> _WORK TO DO_
Reproduce every line of the material below word for word, leaving out the pictures.
— START INFORMATION PROVIDED —
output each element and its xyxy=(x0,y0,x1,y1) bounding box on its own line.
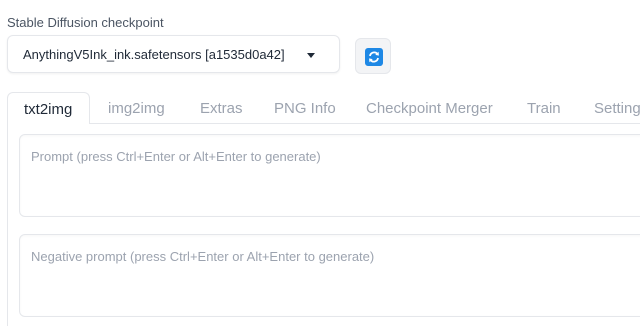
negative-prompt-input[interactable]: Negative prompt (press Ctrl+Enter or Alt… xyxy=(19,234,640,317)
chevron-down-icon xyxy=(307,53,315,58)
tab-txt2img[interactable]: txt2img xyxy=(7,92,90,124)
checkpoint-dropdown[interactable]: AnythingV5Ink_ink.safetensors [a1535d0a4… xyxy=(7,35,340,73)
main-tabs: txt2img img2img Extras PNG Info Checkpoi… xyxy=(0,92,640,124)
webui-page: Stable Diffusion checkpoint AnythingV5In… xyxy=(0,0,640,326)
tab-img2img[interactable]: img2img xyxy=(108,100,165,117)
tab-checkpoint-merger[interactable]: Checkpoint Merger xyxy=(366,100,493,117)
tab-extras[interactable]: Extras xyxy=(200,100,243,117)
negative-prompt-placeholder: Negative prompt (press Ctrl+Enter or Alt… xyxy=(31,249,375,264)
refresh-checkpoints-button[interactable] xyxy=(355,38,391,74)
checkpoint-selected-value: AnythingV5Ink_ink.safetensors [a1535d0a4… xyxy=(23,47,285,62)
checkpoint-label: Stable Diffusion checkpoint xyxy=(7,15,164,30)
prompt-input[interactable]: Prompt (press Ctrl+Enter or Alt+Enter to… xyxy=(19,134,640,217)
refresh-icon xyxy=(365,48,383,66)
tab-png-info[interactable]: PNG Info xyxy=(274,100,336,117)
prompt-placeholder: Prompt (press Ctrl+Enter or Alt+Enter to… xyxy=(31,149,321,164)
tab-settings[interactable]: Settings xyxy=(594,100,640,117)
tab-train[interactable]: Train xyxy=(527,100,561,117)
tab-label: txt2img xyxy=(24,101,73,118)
— END INFORMATION PROVIDED —
> _FULL SOLUTION_
output each element and its xyxy=(x0,y0,x1,y1) bounding box on its own line.
negative-prompt-input[interactable]: Negative prompt (press Ctrl+Enter or Alt… xyxy=(19,234,640,317)
chevron-down-icon xyxy=(307,53,315,58)
tab-txt2img[interactable]: txt2img xyxy=(7,92,90,124)
checkpoint-dropdown[interactable]: AnythingV5Ink_ink.safetensors [a1535d0a4… xyxy=(7,35,340,73)
main-tabs: txt2img img2img Extras PNG Info Checkpoi… xyxy=(0,92,640,124)
webui-page: Stable Diffusion checkpoint AnythingV5In… xyxy=(0,0,640,326)
tab-img2img[interactable]: img2img xyxy=(108,100,165,117)
tab-checkpoint-merger[interactable]: Checkpoint Merger xyxy=(366,100,493,117)
tab-extras[interactable]: Extras xyxy=(200,100,243,117)
negative-prompt-placeholder: Negative prompt (press Ctrl+Enter or Alt… xyxy=(31,249,375,264)
refresh-checkpoints-button[interactable] xyxy=(355,38,391,74)
checkpoint-selected-value: AnythingV5Ink_ink.safetensors [a1535d0a4… xyxy=(23,47,285,62)
checkpoint-label: Stable Diffusion checkpoint xyxy=(7,15,164,30)
prompt-input[interactable]: Prompt (press Ctrl+Enter or Alt+Enter to… xyxy=(19,134,640,217)
refresh-icon xyxy=(365,48,383,66)
tab-png-info[interactable]: PNG Info xyxy=(274,100,336,117)
prompt-placeholder: Prompt (press Ctrl+Enter or Alt+Enter to… xyxy=(31,149,321,164)
tab-settings[interactable]: Settings xyxy=(594,100,640,117)
tab-train[interactable]: Train xyxy=(527,100,561,117)
tab-label: txt2img xyxy=(24,101,73,118)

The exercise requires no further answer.